WHAT THE TASK REQUIRES:
Return each line of the data below verbatim; pictures are to be left out.

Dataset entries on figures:
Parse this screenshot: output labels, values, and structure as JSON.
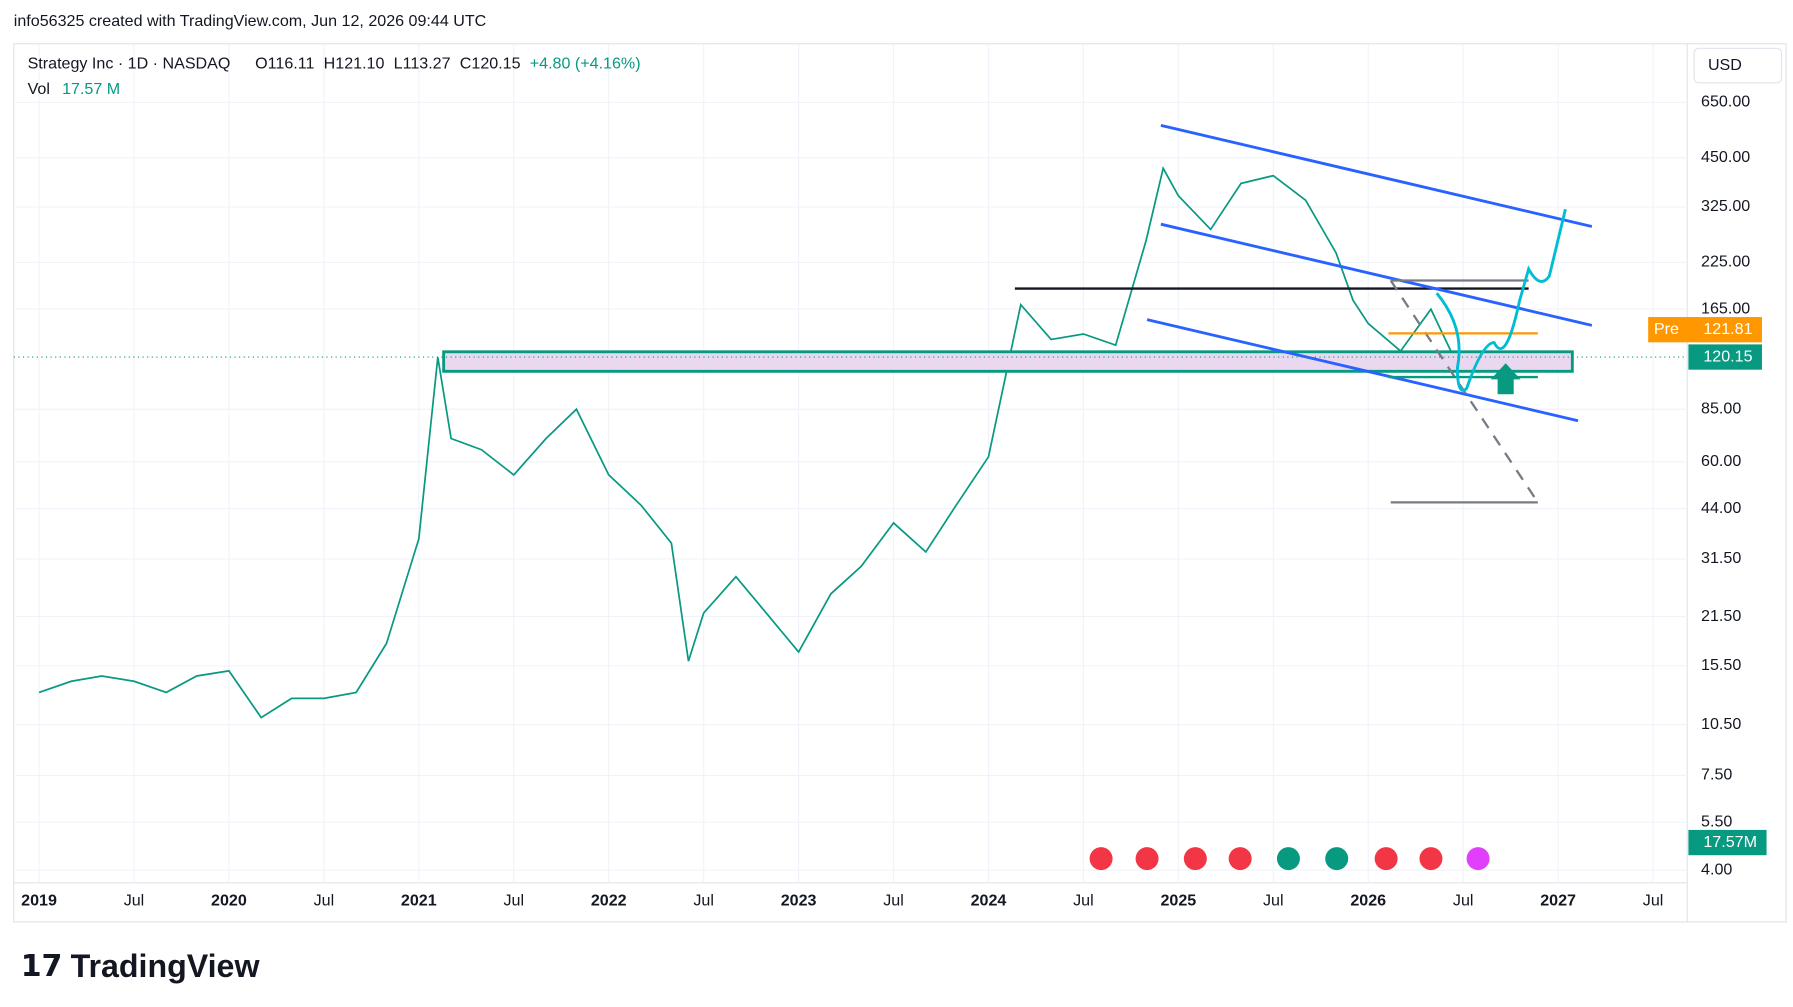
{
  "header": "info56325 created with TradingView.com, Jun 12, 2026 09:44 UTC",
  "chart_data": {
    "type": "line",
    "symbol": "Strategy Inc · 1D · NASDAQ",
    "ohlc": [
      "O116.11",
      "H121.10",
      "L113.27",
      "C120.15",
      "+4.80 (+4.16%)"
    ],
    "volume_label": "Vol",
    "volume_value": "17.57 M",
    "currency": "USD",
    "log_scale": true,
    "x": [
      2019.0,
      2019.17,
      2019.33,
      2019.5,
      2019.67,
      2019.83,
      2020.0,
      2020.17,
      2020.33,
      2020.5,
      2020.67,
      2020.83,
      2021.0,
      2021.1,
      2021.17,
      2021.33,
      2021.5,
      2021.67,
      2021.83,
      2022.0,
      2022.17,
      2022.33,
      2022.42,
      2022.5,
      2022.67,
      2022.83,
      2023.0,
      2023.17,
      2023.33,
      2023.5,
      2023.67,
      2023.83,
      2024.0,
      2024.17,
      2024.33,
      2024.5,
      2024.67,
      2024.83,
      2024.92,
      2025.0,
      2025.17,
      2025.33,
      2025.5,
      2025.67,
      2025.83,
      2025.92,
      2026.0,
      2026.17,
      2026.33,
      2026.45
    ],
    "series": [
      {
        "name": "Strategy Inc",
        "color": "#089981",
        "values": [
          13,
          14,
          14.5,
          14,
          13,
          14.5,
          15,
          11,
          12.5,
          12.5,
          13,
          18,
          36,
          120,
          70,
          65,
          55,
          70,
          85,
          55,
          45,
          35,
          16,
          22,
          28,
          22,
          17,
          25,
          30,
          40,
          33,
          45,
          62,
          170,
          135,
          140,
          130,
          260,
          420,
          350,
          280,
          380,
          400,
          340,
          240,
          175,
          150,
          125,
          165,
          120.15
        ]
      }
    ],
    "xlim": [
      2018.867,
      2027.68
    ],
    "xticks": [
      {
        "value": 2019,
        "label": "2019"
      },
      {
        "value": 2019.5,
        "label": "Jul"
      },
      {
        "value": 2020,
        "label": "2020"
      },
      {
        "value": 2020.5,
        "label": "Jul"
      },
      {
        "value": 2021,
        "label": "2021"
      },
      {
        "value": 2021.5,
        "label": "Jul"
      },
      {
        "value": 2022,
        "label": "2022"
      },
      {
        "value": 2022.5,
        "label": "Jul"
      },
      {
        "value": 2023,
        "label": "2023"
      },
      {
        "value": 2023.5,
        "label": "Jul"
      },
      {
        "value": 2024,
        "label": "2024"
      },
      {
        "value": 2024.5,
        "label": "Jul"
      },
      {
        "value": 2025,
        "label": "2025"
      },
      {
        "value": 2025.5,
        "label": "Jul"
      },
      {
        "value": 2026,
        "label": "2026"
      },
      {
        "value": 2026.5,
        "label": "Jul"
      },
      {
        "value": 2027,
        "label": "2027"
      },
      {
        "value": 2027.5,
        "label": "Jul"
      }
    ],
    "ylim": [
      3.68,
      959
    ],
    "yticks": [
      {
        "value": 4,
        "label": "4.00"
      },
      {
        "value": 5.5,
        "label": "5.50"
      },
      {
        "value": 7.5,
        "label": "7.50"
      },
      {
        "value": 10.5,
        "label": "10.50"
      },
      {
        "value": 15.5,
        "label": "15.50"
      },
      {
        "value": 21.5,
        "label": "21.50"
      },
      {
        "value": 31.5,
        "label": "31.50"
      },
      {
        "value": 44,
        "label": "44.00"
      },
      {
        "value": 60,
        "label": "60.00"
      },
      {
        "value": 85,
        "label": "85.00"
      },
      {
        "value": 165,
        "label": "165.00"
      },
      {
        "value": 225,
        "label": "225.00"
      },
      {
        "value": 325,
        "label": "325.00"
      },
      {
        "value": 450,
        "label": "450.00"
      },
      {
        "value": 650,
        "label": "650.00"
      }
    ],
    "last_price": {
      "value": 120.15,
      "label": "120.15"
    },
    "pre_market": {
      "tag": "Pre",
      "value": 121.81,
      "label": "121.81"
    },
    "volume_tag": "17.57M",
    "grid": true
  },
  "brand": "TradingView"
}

WRITTEN ANSWER:
Parse this screenshot: output labels, values, and structure as JSON.
{
  "header": "info56325 created with TradingView.com, Jun 12, 2026 09:44 UTC",
  "chart_data": {
    "type": "line",
    "symbol": "Strategy Inc · 1D · NASDAQ",
    "ohlc": [
      "O116.11",
      "H121.10",
      "L113.27",
      "C120.15",
      "+4.80 (+4.16%)"
    ],
    "volume_label": "Vol",
    "volume_value": "17.57 M",
    "currency": "USD",
    "log_scale": true,
    "x": [
      2019.0,
      2019.17,
      2019.33,
      2019.5,
      2019.67,
      2019.83,
      2020.0,
      2020.17,
      2020.33,
      2020.5,
      2020.67,
      2020.83,
      2021.0,
      2021.1,
      2021.17,
      2021.33,
      2021.5,
      2021.67,
      2021.83,
      2022.0,
      2022.17,
      2022.33,
      2022.42,
      2022.5,
      2022.67,
      2022.83,
      2023.0,
      2023.17,
      2023.33,
      2023.5,
      2023.67,
      2023.83,
      2024.0,
      2024.17,
      2024.33,
      2024.5,
      2024.67,
      2024.83,
      2024.92,
      2025.0,
      2025.17,
      2025.33,
      2025.5,
      2025.67,
      2025.83,
      2025.92,
      2026.0,
      2026.17,
      2026.33,
      2026.45
    ],
    "series": [
      {
        "name": "Strategy Inc",
        "color": "#089981",
        "values": [
          13,
          14,
          14.5,
          14,
          13,
          14.5,
          15,
          11,
          12.5,
          12.5,
          13,
          18,
          36,
          120,
          70,
          65,
          55,
          70,
          85,
          55,
          45,
          35,
          16,
          22,
          28,
          22,
          17,
          25,
          30,
          40,
          33,
          45,
          62,
          170,
          135,
          140,
          130,
          260,
          420,
          350,
          280,
          380,
          400,
          340,
          240,
          175,
          150,
          125,
          165,
          120.15
        ]
      }
    ],
    "xlim": [
      2018.867,
      2027.68
    ],
    "xticks": [
      {
        "value": 2019,
        "label": "2019"
      },
      {
        "value": 2019.5,
        "label": "Jul"
      },
      {
        "value": 2020,
        "label": "2020"
      },
      {
        "value": 2020.5,
        "label": "Jul"
      },
      {
        "value": 2021,
        "label": "2021"
      },
      {
        "value": 2021.5,
        "label": "Jul"
      },
      {
        "value": 2022,
        "label": "2022"
      },
      {
        "value": 2022.5,
        "label": "Jul"
      },
      {
        "value": 2023,
        "label": "2023"
      },
      {
        "value": 2023.5,
        "label": "Jul"
      },
      {
        "value": 2024,
        "label": "2024"
      },
      {
        "value": 2024.5,
        "label": "Jul"
      },
      {
        "value": 2025,
        "label": "2025"
      },
      {
        "value": 2025.5,
        "label": "Jul"
      },
      {
        "value": 2026,
        "label": "2026"
      },
      {
        "value": 2026.5,
        "label": "Jul"
      },
      {
        "value": 2027,
        "label": "2027"
      },
      {
        "value": 2027.5,
        "label": "Jul"
      }
    ],
    "ylim": [
      3.68,
      959
    ],
    "yticks": [
      {
        "value": 4,
        "label": "4.00"
      },
      {
        "value": 5.5,
        "label": "5.50"
      },
      {
        "value": 7.5,
        "label": "7.50"
      },
      {
        "value": 10.5,
        "label": "10.50"
      },
      {
        "value": 15.5,
        "label": "15.50"
      },
      {
        "value": 21.5,
        "label": "21.50"
      },
      {
        "value": 31.5,
        "label": "31.50"
      },
      {
        "value": 44,
        "label": "44.00"
      },
      {
        "value": 60,
        "label": "60.00"
      },
      {
        "value": 85,
        "label": "85.00"
      },
      {
        "value": 165,
        "label": "165.00"
      },
      {
        "value": 225,
        "label": "225.00"
      },
      {
        "value": 325,
        "label": "325.00"
      },
      {
        "value": 450,
        "label": "450.00"
      },
      {
        "value": 650,
        "label": "650.00"
      }
    ],
    "last_price": {
      "value": 120.15,
      "label": "120.15"
    },
    "pre_market": {
      "tag": "Pre",
      "value": 121.81,
      "label": "121.81"
    },
    "volume_tag": "17.57M",
    "grid": true
  },
  "brand": "TradingView"
}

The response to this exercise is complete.